==== Record list ====

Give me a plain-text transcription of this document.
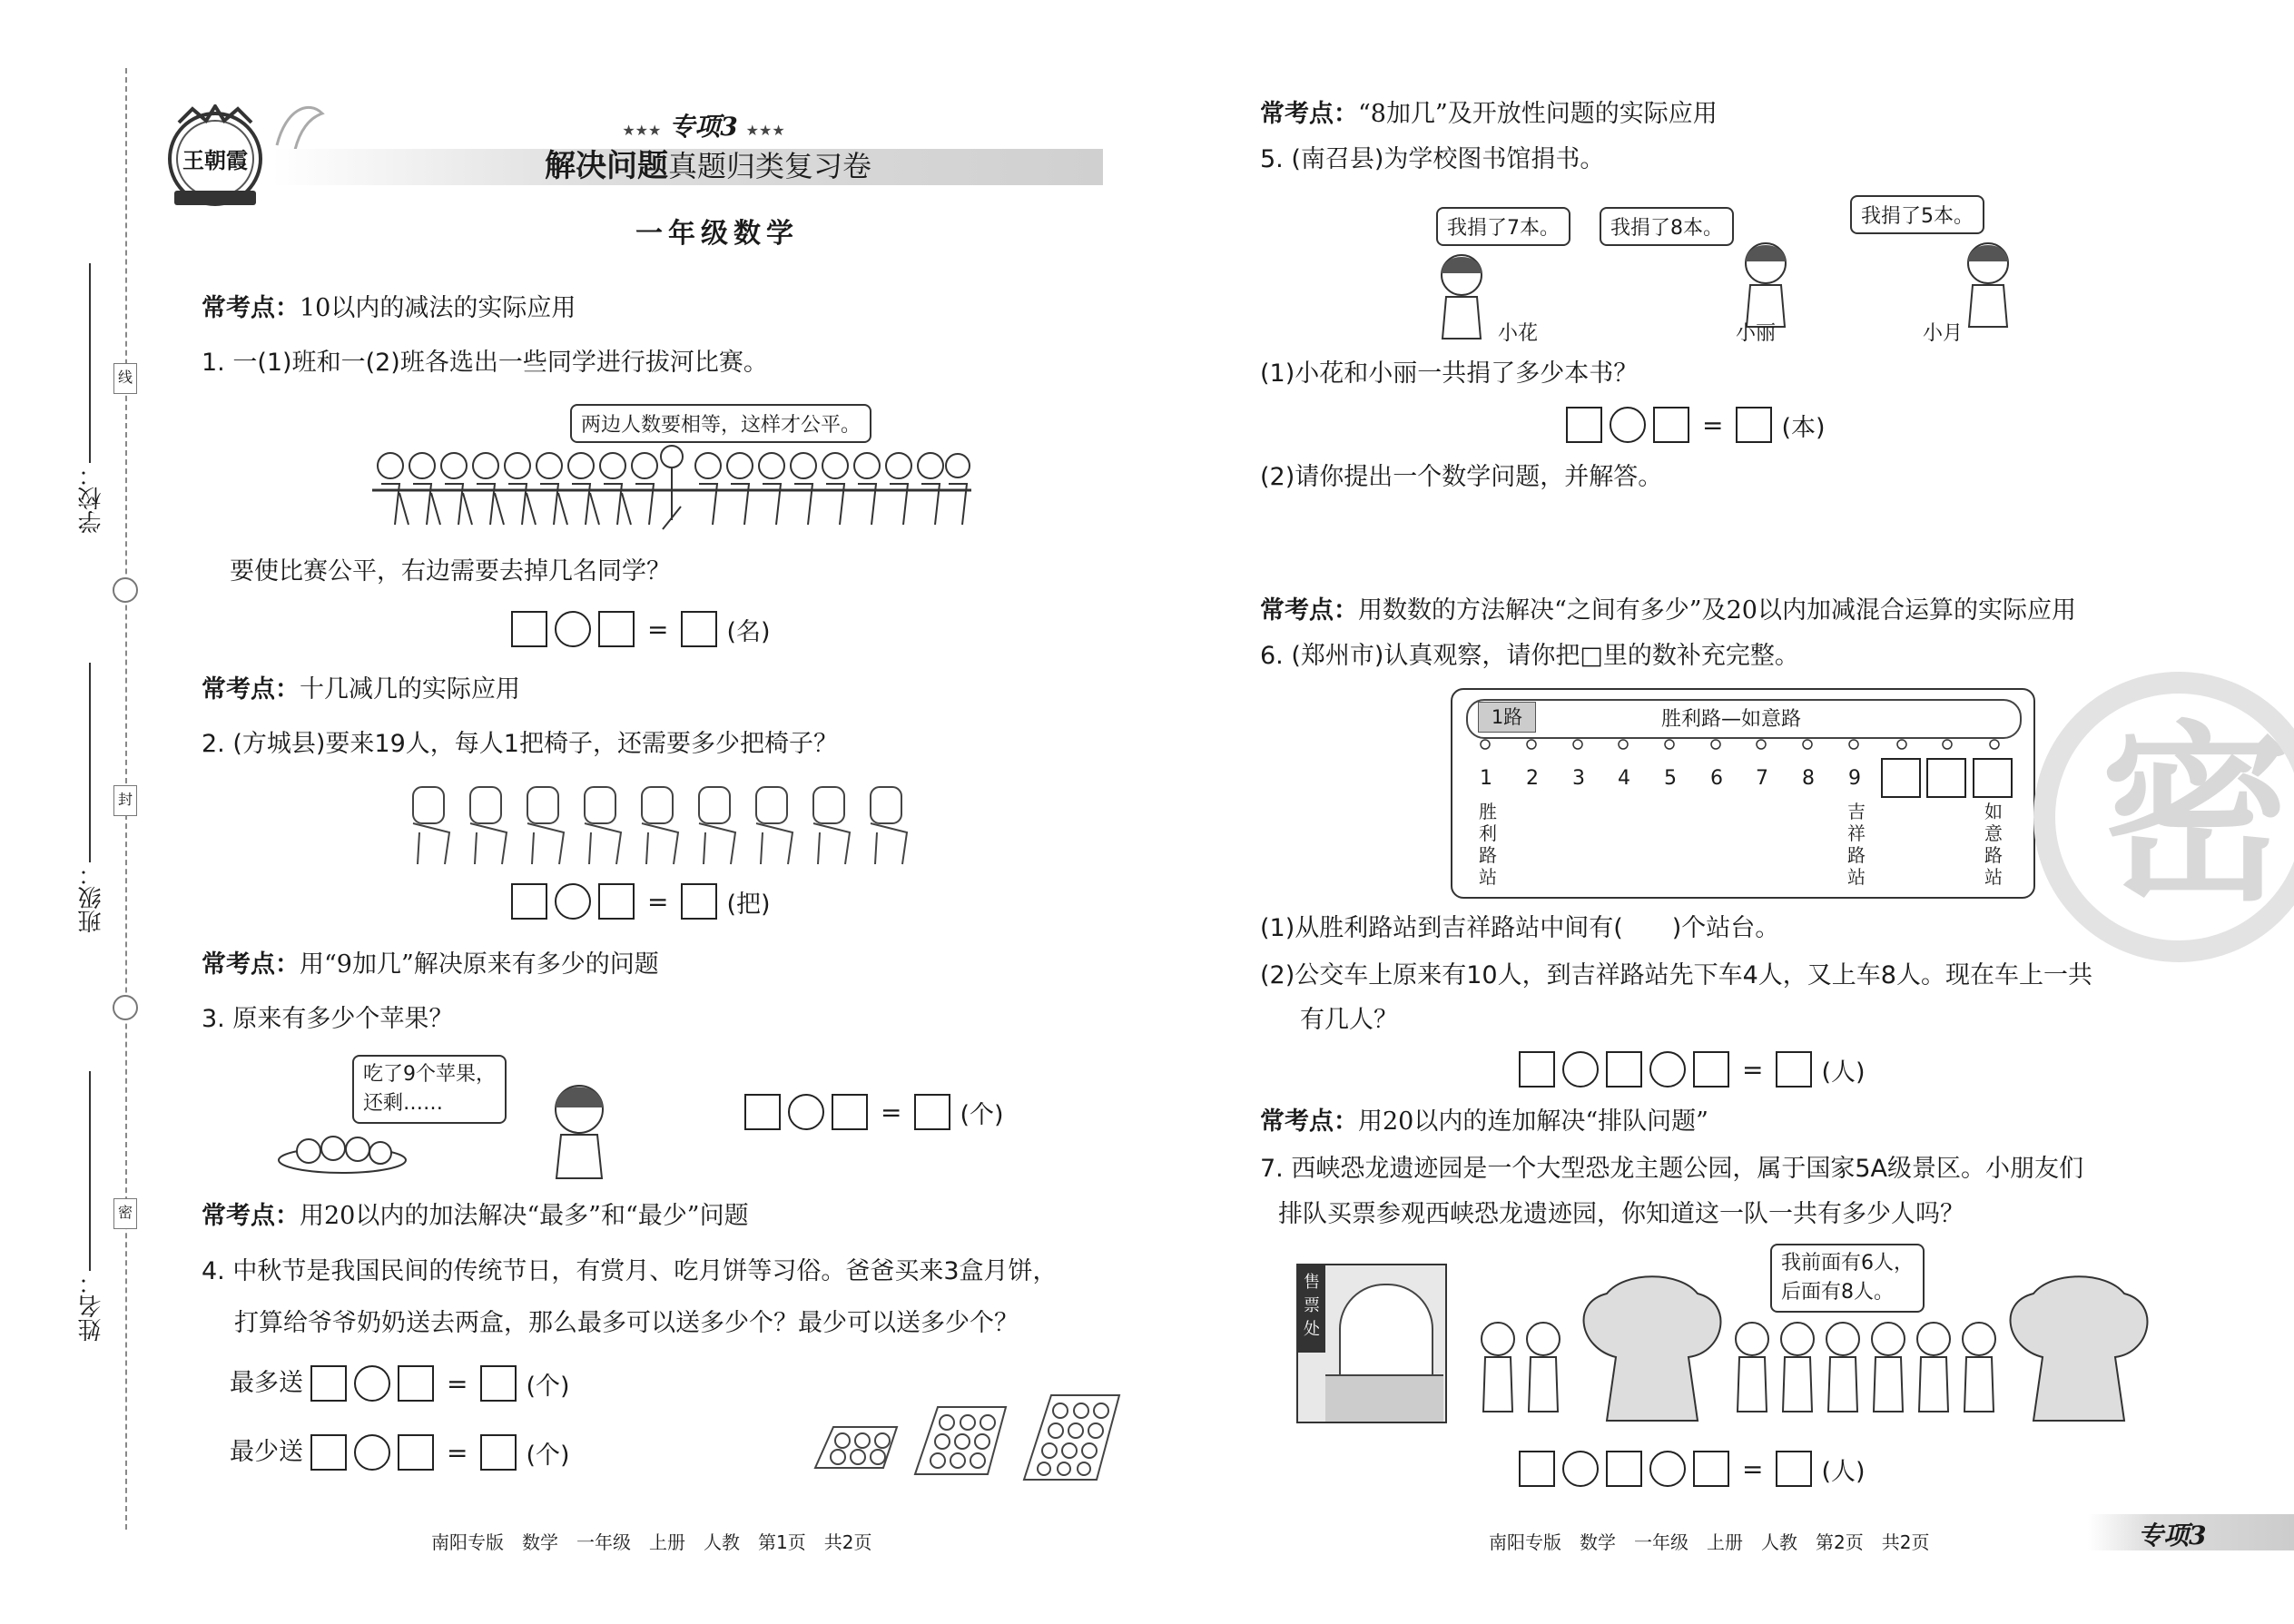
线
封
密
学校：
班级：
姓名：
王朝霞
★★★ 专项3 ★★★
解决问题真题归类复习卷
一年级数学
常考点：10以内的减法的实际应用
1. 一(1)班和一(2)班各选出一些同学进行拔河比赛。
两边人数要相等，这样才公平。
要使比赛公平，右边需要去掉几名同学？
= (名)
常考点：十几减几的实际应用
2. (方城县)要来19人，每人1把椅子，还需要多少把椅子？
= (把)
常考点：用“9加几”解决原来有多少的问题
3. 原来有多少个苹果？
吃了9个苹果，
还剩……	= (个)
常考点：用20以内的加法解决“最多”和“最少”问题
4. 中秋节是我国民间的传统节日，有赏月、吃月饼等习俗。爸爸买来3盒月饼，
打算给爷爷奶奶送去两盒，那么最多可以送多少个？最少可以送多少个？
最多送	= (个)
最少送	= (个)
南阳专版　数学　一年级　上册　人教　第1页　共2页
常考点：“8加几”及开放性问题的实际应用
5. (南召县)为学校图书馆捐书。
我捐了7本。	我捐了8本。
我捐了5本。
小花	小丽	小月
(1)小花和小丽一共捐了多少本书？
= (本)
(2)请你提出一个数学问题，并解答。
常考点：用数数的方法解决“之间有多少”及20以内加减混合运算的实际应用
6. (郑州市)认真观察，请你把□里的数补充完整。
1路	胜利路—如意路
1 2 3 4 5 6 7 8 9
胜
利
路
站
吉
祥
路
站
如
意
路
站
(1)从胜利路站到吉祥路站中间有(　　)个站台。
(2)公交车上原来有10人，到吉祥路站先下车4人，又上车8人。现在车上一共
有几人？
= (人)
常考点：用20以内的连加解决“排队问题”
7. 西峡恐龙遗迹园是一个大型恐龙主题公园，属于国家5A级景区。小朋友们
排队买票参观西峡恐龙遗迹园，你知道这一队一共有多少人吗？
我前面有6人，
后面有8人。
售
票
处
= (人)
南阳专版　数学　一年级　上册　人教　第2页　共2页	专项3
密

====
==== Record list ====

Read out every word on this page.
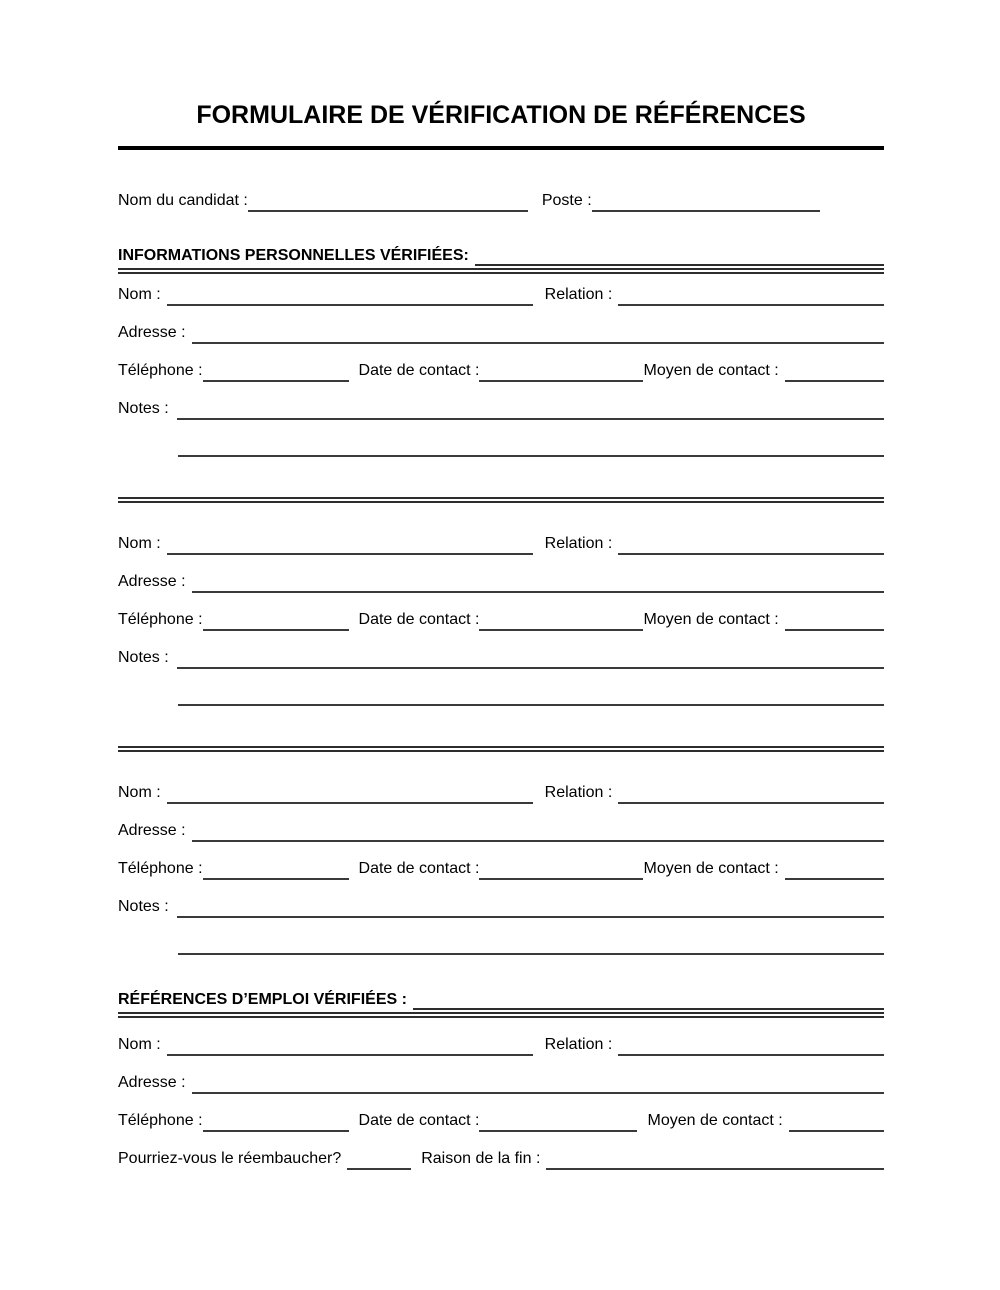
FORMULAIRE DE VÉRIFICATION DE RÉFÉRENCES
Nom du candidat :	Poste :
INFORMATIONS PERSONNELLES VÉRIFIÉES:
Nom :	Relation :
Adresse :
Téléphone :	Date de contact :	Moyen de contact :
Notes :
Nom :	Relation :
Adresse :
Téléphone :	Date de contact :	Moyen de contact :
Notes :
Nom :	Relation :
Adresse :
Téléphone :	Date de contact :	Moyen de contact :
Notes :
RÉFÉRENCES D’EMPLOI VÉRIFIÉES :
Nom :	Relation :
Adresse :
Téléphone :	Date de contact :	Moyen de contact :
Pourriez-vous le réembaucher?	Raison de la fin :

====

◆ Written request
Where a line of the material above holds the string "南阳专版", copy that line.

◆ Written solution
南阳专版　数学　一年级　上册　人教　第1页　共2页
南阳专版　数学　一年级　上册　人教　第2页　共2页	专项3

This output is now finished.